-- BEGIN DATA EXCERPTS --
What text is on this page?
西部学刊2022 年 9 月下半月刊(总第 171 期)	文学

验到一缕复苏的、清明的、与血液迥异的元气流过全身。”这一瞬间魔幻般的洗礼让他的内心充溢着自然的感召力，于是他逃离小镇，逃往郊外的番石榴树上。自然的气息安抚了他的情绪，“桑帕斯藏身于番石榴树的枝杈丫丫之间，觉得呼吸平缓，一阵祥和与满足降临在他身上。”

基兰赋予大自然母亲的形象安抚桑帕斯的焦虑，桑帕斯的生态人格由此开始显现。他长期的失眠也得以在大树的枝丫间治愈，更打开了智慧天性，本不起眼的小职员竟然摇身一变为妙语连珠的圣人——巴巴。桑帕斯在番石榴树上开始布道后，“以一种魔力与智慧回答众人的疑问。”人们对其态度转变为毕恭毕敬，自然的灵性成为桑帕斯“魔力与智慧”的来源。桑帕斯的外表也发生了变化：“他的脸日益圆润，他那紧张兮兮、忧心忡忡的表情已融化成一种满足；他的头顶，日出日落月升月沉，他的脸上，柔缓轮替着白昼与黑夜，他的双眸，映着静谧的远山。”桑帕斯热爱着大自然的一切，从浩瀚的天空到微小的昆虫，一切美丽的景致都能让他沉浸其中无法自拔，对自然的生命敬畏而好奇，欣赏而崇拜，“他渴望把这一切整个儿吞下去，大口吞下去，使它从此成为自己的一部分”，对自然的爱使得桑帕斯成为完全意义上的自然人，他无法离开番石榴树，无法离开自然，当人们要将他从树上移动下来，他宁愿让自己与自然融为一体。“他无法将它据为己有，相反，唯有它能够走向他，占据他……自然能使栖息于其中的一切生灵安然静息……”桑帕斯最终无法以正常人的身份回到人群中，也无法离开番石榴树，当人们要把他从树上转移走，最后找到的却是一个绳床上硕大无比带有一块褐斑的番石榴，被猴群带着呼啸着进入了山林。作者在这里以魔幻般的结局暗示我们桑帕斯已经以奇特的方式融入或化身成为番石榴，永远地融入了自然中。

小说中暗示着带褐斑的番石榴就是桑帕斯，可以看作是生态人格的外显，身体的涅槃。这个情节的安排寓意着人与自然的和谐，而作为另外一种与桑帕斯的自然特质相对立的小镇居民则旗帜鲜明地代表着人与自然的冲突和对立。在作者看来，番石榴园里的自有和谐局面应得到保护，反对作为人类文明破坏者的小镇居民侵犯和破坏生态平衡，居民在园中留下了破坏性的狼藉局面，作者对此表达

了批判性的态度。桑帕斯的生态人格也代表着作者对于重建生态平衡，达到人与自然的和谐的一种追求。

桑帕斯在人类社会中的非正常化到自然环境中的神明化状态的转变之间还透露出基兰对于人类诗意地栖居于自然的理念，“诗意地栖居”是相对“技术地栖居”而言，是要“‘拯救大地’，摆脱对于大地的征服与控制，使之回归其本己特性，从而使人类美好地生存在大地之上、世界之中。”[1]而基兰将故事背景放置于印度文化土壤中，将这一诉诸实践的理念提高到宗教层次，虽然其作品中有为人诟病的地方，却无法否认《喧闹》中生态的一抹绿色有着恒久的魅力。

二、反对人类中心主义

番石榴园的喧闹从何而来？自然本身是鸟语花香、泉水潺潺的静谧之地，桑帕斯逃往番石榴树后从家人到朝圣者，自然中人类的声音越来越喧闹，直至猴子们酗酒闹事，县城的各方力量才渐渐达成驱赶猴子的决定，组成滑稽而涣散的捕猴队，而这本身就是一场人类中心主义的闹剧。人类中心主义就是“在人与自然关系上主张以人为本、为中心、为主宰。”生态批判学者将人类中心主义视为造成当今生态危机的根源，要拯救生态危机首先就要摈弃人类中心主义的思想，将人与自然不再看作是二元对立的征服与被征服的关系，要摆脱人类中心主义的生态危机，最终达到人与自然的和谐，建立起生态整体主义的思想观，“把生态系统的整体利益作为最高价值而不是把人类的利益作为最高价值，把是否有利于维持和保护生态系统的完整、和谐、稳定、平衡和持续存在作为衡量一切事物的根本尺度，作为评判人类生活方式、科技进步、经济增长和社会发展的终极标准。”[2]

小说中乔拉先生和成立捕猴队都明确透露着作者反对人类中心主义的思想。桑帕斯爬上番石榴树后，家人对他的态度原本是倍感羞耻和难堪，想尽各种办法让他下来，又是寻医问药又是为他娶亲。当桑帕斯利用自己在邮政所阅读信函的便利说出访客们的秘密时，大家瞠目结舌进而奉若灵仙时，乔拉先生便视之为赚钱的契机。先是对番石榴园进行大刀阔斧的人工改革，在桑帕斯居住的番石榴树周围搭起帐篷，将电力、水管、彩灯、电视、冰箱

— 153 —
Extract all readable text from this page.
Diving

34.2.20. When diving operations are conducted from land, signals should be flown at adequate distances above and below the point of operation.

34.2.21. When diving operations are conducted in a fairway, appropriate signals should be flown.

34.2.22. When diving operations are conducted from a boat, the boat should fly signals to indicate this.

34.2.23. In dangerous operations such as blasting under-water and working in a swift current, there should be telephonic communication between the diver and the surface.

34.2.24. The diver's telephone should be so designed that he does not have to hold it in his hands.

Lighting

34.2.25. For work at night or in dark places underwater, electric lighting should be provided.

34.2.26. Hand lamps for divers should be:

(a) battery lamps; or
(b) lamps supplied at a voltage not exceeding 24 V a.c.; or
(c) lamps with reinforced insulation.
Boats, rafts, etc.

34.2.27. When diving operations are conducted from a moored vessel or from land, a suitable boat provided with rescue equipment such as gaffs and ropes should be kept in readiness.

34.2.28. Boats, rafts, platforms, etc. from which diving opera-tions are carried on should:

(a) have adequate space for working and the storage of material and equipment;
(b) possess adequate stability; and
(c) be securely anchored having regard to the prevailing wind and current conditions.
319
-- END DATA EXCERPTS --
_WRITTEN INSTRUCTION_. Identify the lines in the entries that hold "signals" and return each one.

_ANSWER IN FULL_.
34.2.20. When diving operations are conducted from land, signals should be flown at adequate distances above and below the point of operation.
34.2.21. When diving operations are conducted in a fairway, appropriate signals should be flown.
34.2.22. When diving operations are conducted from a boat, the boat should fly signals to indicate this.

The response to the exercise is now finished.